Work required:
From the entries below, list each line with "github".
● ● ● ●
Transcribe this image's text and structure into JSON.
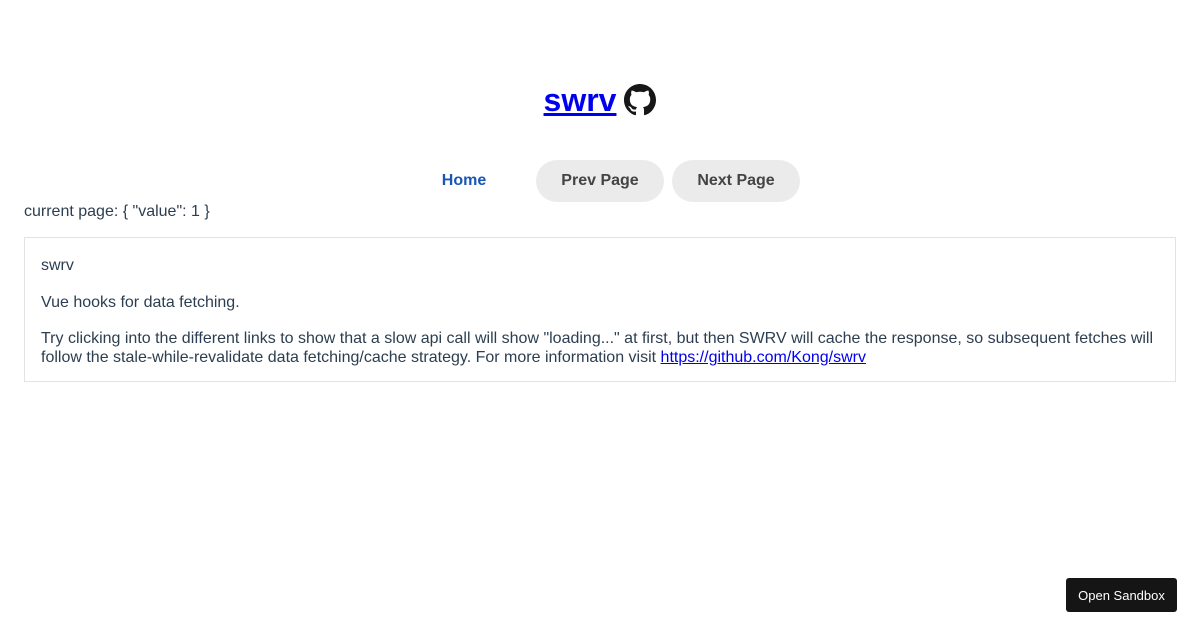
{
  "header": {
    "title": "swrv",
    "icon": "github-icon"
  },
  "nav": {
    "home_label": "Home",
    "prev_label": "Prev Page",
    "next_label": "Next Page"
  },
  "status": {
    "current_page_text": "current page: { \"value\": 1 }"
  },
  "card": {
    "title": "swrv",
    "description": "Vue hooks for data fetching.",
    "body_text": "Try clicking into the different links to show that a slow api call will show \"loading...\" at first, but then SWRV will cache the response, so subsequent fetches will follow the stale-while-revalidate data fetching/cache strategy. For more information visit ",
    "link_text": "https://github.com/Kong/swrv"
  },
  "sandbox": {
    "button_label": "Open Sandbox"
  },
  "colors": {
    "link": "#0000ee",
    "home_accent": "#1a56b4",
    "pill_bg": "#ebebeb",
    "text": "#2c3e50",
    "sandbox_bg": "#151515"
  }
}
● ● ● ●
Solution:
    "icon": "github-icon"
    "link_text": "https://github.com/Kong/swrv"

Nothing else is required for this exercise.